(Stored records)
——————

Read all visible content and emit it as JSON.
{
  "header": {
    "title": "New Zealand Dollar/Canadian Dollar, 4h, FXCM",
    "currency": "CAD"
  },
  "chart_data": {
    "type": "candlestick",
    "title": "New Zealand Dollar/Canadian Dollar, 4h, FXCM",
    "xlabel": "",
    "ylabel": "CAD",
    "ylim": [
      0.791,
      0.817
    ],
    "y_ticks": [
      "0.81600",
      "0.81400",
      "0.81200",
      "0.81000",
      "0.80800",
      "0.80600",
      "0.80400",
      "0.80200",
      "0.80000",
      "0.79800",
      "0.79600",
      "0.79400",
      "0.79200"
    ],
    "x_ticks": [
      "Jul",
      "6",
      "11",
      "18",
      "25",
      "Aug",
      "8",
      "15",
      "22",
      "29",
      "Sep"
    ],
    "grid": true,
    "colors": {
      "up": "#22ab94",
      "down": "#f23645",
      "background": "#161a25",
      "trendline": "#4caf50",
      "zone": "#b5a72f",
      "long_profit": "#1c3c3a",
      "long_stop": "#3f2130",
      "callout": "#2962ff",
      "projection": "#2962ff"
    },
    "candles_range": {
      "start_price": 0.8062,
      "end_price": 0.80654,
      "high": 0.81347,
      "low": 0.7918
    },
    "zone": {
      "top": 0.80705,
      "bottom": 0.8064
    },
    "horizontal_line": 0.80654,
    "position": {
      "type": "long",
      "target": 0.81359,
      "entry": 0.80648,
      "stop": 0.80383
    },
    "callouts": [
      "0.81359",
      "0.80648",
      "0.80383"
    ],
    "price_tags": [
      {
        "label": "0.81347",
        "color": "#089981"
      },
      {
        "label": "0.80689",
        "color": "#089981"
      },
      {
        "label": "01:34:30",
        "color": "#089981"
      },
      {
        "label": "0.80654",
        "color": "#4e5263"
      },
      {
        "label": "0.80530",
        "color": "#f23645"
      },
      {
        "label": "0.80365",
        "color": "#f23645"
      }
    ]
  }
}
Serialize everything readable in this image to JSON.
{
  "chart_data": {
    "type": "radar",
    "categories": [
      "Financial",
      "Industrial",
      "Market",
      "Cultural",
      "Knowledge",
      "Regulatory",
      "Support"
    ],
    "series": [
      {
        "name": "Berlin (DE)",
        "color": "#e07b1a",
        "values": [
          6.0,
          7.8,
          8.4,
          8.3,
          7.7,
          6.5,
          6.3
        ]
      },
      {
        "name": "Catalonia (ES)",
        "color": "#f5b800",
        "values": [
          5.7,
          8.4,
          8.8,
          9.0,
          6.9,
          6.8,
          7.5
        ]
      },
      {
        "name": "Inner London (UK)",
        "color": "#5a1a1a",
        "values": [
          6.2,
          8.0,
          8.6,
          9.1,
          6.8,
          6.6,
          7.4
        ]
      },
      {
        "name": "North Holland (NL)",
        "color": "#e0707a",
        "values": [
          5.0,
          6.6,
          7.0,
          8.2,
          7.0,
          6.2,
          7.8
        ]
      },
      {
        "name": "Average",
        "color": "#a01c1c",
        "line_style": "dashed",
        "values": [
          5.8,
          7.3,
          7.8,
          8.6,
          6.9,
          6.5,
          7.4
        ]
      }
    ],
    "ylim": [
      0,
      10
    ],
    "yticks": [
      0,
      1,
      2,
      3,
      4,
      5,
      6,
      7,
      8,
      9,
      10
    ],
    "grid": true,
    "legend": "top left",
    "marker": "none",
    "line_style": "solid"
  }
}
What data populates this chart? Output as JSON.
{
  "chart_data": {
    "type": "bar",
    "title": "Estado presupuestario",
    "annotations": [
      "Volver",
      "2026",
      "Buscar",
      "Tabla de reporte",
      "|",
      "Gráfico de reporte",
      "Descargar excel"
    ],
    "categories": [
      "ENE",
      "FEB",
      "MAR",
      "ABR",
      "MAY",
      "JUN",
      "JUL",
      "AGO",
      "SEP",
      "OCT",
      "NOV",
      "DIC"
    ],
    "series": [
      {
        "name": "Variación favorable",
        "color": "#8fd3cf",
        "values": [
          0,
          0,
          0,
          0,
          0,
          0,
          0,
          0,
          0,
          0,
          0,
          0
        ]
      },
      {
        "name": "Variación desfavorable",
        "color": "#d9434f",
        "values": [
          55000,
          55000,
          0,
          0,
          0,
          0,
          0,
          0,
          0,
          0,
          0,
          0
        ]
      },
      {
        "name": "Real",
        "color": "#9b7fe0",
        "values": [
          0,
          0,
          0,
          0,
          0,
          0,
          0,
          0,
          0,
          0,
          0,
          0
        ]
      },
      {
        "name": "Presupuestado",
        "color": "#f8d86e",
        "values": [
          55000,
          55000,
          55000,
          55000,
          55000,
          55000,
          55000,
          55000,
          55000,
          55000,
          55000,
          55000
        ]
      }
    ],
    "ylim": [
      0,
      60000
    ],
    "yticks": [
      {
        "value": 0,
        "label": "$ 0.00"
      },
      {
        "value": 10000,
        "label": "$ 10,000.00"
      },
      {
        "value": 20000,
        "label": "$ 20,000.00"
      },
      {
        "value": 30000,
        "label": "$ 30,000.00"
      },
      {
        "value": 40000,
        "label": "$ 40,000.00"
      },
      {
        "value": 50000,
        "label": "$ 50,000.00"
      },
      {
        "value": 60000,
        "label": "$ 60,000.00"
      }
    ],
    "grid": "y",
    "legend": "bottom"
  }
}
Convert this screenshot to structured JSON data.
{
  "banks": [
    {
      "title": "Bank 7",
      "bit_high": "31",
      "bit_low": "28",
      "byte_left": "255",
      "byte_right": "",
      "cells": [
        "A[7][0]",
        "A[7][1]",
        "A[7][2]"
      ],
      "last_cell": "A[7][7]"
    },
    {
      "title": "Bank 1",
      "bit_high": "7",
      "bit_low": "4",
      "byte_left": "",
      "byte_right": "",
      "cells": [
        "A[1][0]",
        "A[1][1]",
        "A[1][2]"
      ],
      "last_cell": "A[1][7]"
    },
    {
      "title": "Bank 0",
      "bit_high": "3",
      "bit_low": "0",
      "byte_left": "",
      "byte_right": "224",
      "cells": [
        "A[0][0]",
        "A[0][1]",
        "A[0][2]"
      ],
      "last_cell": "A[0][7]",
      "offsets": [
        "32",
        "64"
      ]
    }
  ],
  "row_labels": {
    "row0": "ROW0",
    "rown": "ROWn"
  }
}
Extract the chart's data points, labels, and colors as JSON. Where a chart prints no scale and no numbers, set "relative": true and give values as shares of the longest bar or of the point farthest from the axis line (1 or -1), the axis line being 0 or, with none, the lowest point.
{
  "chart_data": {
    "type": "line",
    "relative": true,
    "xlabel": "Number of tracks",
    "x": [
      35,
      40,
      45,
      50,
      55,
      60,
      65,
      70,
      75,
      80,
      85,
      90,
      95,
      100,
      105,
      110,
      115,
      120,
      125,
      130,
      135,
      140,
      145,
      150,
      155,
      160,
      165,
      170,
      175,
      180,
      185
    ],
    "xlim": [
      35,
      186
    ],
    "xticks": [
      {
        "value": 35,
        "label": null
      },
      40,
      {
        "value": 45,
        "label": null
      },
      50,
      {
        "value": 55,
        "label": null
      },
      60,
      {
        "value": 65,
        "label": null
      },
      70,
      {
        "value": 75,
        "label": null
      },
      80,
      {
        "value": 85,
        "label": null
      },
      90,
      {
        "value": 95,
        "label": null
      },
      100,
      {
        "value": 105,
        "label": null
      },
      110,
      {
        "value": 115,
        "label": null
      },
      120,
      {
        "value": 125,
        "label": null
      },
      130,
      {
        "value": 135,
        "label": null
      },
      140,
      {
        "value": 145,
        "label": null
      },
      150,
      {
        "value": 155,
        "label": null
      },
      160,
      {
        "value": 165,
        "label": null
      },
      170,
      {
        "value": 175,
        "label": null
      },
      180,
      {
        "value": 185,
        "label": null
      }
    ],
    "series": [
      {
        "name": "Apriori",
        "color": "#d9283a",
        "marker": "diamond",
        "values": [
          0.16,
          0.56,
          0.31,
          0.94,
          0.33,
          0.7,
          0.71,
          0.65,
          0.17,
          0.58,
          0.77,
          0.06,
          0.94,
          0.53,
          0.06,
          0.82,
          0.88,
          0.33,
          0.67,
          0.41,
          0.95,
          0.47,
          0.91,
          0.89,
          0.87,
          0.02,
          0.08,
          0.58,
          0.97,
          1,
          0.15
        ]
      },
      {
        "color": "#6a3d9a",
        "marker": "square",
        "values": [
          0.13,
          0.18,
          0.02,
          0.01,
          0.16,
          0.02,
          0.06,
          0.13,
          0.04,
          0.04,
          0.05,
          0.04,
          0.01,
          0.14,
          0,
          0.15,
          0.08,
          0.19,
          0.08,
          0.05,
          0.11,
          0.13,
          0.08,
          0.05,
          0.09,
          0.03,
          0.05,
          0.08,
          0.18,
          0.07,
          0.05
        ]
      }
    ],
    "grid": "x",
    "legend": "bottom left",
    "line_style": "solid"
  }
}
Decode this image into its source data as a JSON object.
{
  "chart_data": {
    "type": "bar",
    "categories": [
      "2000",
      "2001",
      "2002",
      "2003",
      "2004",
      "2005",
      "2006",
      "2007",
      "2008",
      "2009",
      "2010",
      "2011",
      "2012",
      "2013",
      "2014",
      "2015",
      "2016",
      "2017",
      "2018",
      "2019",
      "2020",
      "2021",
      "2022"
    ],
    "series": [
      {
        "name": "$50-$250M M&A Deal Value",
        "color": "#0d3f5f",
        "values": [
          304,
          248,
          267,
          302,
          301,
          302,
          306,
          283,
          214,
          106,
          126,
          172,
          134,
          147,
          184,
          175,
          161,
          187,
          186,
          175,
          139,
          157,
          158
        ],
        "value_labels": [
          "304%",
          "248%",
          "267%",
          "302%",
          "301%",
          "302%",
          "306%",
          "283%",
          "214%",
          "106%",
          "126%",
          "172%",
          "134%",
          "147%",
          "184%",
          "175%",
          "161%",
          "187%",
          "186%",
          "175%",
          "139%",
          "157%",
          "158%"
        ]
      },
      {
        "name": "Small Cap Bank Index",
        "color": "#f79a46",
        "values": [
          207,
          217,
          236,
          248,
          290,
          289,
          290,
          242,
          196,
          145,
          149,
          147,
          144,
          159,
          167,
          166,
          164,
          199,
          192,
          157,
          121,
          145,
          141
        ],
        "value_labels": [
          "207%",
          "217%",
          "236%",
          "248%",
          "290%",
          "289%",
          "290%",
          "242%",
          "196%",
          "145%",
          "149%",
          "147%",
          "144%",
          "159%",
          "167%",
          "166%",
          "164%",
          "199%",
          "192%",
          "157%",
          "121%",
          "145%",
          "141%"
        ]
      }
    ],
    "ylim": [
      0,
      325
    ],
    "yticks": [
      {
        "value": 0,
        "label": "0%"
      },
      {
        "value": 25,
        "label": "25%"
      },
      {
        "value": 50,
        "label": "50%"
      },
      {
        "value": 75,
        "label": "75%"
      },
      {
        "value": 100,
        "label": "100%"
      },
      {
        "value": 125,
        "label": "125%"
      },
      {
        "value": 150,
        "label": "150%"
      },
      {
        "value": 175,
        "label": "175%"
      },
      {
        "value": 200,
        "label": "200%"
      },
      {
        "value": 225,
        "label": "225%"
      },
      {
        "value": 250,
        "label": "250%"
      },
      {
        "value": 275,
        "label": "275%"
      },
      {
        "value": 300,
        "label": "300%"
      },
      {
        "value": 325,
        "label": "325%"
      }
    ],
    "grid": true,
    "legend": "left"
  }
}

——————

### EXERCISE REQUIREMENTS
Check all the records above and select each line where the string "bottom" is found.

### CORRECT RESPONSE
      "bottom": 0.8064
    "legend": "bottom"
    "legend": "bottom left",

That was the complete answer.